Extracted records
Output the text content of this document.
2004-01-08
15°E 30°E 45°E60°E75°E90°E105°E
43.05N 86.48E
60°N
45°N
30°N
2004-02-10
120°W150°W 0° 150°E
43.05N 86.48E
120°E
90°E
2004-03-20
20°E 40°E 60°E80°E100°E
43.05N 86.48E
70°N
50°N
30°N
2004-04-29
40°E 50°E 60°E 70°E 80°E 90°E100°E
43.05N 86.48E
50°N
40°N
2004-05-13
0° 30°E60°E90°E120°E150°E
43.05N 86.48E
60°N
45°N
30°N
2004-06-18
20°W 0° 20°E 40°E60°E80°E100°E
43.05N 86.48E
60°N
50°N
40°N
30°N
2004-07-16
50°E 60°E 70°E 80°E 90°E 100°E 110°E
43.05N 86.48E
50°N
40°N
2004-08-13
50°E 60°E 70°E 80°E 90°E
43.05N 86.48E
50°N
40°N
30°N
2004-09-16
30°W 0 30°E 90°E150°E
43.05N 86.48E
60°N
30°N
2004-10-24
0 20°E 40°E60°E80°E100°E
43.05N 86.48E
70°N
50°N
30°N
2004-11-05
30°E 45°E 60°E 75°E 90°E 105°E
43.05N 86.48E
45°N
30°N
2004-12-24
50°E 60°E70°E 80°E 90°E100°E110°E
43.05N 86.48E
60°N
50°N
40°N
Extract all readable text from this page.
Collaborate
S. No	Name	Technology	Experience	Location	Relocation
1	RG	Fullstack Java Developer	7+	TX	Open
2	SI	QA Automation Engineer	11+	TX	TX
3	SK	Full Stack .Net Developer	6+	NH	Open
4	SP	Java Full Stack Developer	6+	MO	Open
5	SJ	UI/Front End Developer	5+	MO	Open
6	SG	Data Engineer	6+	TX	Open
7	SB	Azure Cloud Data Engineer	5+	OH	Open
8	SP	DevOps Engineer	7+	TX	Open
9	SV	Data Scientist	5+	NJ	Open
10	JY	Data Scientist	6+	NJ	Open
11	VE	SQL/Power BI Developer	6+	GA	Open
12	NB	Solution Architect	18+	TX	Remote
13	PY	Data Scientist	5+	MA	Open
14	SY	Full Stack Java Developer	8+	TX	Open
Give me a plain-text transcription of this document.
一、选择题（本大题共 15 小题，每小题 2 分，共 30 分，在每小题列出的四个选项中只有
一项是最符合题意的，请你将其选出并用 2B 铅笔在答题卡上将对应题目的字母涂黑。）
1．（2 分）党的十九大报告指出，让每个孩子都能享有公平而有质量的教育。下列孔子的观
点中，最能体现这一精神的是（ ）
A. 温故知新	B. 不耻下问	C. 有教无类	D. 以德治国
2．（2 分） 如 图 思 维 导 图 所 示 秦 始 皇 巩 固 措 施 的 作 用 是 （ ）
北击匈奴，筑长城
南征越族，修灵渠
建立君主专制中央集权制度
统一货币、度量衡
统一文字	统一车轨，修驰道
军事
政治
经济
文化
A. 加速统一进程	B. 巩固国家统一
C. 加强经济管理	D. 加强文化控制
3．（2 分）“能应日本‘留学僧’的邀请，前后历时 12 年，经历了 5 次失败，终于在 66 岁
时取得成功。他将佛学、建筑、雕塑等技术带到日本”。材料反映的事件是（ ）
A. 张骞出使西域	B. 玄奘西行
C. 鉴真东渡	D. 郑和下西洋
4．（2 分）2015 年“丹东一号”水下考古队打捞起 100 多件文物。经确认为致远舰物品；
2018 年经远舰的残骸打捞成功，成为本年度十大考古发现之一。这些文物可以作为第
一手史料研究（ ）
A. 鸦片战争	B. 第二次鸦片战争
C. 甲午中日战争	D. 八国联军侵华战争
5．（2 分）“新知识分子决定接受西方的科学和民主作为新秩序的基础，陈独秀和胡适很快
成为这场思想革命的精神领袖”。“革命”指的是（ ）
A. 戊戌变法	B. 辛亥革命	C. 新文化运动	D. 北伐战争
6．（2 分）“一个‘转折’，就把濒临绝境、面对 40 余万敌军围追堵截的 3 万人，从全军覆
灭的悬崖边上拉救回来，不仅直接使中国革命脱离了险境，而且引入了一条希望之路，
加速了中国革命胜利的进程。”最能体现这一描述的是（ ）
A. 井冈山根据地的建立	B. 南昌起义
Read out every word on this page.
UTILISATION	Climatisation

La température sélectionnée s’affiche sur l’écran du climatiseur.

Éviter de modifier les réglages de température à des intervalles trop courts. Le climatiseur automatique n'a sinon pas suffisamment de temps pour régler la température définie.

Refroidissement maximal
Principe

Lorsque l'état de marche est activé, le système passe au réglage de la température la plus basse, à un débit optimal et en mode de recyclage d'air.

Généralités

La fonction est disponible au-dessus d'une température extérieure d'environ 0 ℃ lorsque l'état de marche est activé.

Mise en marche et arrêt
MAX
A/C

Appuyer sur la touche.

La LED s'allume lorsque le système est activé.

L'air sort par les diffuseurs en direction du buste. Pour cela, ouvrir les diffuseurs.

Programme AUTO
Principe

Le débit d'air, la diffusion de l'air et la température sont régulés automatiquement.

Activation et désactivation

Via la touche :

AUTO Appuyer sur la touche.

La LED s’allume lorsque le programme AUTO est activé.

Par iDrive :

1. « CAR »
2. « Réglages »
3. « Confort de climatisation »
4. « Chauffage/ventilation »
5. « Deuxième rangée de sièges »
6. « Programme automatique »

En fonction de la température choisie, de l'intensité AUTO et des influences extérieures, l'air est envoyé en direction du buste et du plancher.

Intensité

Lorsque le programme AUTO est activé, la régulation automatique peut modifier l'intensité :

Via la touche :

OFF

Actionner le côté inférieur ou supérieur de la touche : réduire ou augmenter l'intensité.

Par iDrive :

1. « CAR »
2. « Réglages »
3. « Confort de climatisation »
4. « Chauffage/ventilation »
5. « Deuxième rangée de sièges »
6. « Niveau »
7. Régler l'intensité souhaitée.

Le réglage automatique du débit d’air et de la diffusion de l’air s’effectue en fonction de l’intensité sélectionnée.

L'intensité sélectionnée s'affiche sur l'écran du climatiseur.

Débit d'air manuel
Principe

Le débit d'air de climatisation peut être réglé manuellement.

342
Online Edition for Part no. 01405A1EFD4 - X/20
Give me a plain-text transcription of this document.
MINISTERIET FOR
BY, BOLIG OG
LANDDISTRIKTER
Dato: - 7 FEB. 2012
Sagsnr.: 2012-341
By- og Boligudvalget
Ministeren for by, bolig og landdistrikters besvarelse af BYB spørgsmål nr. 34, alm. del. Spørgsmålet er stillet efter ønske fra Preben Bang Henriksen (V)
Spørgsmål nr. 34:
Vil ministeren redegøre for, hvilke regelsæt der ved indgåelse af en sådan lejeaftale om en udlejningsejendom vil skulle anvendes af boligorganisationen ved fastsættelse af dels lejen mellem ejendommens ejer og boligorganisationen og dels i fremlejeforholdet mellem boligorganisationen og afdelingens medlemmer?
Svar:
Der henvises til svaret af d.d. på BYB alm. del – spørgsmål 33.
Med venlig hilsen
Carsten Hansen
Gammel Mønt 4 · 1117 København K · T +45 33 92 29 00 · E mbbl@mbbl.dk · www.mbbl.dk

> [Exercise] Find each line holding the word "activé" and copy it.

> [Answer to the task]
Lorsque l'état de marche est activé, le système passe au réglage de la température la plus basse, à un débit optimal et en mode de recyclage d'air.
La fonction est disponible au-dessus d'une température extérieure d'environ 0 ℃ lorsque l'état de marche est activé.
La LED s'allume lorsque le système est activé.
La LED s’allume lorsque le programme AUTO est activé.
Lorsque le programme AUTO est activé, la régulation automatique peut modifier l'intensité :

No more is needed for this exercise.